* _What is required_
Lift out each line of the data that holds "sazeb".
Begin Data lines
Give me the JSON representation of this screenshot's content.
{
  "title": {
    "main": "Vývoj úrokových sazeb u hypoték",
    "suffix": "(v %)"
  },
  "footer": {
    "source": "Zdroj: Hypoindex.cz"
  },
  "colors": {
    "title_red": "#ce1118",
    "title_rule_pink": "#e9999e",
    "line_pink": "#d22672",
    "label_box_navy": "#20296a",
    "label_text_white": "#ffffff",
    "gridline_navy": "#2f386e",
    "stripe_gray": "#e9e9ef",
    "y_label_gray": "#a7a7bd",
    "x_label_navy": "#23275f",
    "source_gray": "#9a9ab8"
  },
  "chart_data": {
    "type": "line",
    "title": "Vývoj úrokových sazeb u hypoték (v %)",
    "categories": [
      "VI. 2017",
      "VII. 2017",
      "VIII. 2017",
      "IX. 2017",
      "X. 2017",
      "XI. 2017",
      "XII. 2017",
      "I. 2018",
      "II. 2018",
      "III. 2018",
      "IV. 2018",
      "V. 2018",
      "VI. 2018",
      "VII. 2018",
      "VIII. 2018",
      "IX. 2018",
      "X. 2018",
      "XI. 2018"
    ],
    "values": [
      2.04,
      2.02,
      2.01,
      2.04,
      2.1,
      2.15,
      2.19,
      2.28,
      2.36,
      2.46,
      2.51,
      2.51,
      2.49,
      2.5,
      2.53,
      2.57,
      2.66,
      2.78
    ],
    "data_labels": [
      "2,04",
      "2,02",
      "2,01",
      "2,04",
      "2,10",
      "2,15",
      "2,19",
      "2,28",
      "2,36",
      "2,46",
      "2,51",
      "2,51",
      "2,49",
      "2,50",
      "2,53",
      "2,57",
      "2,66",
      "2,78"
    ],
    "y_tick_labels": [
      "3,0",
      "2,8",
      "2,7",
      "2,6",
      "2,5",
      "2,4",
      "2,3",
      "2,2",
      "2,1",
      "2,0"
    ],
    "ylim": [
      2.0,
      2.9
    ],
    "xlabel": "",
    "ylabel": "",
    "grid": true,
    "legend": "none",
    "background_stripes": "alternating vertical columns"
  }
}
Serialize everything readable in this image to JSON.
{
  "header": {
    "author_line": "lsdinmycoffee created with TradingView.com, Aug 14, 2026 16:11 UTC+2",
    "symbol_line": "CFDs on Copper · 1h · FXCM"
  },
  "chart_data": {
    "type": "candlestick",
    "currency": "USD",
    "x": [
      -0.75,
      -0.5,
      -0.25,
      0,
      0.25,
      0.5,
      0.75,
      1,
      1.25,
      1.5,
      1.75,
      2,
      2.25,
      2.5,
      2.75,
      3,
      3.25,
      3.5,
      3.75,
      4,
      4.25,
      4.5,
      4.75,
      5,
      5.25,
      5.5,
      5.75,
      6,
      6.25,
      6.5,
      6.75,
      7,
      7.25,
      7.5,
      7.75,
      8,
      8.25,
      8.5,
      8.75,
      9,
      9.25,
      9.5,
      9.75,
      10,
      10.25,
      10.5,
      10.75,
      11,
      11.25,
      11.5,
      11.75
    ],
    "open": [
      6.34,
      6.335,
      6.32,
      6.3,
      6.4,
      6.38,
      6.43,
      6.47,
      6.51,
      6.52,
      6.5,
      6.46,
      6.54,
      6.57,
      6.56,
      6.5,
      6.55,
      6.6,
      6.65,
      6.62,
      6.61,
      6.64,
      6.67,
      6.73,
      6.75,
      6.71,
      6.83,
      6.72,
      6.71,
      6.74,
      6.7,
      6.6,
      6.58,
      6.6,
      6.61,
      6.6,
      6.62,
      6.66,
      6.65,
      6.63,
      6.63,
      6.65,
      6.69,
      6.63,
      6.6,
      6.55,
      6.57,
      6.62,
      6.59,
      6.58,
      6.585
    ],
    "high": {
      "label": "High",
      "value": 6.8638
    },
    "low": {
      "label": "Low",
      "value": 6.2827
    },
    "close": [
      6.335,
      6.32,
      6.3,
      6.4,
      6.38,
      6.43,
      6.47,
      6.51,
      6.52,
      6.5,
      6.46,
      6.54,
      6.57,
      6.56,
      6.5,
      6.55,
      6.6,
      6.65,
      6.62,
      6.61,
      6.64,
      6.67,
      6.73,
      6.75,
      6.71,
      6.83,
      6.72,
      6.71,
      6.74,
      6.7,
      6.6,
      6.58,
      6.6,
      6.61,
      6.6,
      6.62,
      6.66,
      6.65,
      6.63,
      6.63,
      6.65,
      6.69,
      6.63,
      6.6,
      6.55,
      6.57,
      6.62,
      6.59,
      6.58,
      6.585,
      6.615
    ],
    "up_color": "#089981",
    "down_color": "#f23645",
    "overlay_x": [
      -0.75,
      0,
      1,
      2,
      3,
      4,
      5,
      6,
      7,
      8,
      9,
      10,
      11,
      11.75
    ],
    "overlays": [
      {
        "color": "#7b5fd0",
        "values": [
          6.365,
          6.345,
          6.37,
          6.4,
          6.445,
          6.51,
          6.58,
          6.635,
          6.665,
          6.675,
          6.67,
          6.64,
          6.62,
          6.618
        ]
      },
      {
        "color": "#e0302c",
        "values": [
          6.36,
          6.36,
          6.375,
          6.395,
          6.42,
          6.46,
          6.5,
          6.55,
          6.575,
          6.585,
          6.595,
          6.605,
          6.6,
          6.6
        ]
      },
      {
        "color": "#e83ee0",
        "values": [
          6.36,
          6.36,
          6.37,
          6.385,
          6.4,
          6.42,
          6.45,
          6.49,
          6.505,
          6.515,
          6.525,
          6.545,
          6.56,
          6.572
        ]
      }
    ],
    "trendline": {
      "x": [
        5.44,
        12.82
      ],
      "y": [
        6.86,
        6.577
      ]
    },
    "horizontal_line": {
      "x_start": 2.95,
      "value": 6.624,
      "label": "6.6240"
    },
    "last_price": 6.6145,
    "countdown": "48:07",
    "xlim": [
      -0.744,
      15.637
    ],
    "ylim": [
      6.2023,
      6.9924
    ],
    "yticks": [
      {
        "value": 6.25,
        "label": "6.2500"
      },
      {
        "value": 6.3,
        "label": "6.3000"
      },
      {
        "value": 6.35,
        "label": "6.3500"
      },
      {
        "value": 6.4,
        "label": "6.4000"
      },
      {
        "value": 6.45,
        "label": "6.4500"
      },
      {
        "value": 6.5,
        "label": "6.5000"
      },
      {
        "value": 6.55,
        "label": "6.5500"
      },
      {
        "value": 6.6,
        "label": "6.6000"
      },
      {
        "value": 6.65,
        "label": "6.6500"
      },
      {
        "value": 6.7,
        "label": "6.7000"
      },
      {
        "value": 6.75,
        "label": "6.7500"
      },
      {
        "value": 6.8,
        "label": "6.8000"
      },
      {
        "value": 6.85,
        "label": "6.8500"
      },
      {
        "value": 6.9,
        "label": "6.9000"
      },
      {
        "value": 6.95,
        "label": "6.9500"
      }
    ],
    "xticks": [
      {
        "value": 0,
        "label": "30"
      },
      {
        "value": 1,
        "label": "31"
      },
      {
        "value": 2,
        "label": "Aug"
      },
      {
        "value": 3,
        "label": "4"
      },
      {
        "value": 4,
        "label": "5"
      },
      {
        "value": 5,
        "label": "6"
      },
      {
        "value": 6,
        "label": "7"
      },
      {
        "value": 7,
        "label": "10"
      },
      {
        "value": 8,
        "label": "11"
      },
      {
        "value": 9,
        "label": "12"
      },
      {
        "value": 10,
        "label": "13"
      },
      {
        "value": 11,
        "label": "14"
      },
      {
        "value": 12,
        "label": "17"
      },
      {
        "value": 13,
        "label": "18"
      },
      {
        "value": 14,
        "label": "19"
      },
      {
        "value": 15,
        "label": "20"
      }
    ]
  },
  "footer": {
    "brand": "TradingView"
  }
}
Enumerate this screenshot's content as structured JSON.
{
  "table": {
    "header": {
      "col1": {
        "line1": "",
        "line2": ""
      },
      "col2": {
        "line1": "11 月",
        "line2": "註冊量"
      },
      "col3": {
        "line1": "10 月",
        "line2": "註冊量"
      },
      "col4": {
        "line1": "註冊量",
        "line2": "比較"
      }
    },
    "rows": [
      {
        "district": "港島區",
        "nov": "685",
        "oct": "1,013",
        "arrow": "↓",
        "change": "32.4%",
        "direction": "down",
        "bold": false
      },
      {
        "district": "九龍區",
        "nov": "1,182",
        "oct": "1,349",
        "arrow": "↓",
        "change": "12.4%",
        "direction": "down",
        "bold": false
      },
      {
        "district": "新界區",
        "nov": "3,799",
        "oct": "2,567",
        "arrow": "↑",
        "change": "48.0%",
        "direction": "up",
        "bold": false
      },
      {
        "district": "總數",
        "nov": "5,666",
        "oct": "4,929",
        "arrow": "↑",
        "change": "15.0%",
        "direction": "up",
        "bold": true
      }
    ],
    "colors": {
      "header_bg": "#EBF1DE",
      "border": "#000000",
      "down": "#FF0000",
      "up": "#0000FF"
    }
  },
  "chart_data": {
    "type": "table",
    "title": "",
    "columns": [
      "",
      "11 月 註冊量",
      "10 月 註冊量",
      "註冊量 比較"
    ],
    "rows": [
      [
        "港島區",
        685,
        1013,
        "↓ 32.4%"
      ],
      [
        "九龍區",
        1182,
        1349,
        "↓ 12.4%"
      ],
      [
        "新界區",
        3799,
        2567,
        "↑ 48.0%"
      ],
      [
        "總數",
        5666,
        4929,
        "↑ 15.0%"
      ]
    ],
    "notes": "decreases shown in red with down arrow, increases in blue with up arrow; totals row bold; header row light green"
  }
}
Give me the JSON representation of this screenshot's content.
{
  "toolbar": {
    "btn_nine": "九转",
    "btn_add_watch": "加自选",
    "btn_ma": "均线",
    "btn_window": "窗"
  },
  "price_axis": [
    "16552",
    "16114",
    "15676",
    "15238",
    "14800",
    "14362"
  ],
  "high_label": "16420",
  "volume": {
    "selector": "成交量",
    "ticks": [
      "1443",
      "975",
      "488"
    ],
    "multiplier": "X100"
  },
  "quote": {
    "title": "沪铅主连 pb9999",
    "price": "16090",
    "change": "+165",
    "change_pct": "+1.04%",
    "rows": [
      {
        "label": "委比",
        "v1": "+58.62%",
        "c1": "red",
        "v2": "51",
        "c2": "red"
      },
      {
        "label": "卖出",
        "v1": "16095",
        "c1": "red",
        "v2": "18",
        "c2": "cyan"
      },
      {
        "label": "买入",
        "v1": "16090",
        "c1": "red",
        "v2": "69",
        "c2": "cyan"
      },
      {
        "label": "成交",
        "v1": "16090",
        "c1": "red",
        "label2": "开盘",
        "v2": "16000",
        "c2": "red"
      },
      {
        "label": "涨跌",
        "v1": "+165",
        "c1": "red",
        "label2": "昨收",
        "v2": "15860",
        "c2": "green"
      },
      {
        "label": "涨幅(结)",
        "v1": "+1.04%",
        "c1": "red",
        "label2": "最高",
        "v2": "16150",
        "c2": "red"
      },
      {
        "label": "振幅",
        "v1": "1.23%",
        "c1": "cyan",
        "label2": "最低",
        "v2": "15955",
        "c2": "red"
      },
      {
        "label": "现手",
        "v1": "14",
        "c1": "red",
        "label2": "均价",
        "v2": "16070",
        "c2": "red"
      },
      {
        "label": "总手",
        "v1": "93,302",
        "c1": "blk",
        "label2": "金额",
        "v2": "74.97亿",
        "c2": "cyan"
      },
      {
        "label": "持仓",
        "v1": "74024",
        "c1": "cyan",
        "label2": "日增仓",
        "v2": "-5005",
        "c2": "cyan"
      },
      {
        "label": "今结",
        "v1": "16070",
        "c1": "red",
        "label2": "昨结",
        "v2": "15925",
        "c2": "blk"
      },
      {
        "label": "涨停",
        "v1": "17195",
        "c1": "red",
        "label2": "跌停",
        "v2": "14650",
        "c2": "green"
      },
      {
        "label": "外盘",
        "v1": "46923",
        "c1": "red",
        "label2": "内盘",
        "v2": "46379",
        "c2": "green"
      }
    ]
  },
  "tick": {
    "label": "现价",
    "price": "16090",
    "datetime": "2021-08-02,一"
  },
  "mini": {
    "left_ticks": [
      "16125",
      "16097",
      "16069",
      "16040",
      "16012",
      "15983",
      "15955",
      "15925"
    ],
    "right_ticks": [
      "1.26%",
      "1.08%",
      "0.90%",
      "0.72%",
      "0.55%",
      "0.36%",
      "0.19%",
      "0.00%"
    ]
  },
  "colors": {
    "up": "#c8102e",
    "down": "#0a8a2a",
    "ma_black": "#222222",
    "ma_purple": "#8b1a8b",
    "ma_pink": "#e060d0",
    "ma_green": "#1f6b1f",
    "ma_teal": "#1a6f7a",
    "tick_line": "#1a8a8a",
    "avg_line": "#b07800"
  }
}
End Data lines
* _The solution_
    "main": "Vývoj úrokových sazeb u hypoték",
    "title": "Vývoj úrokových sazeb u hypoték (v %)",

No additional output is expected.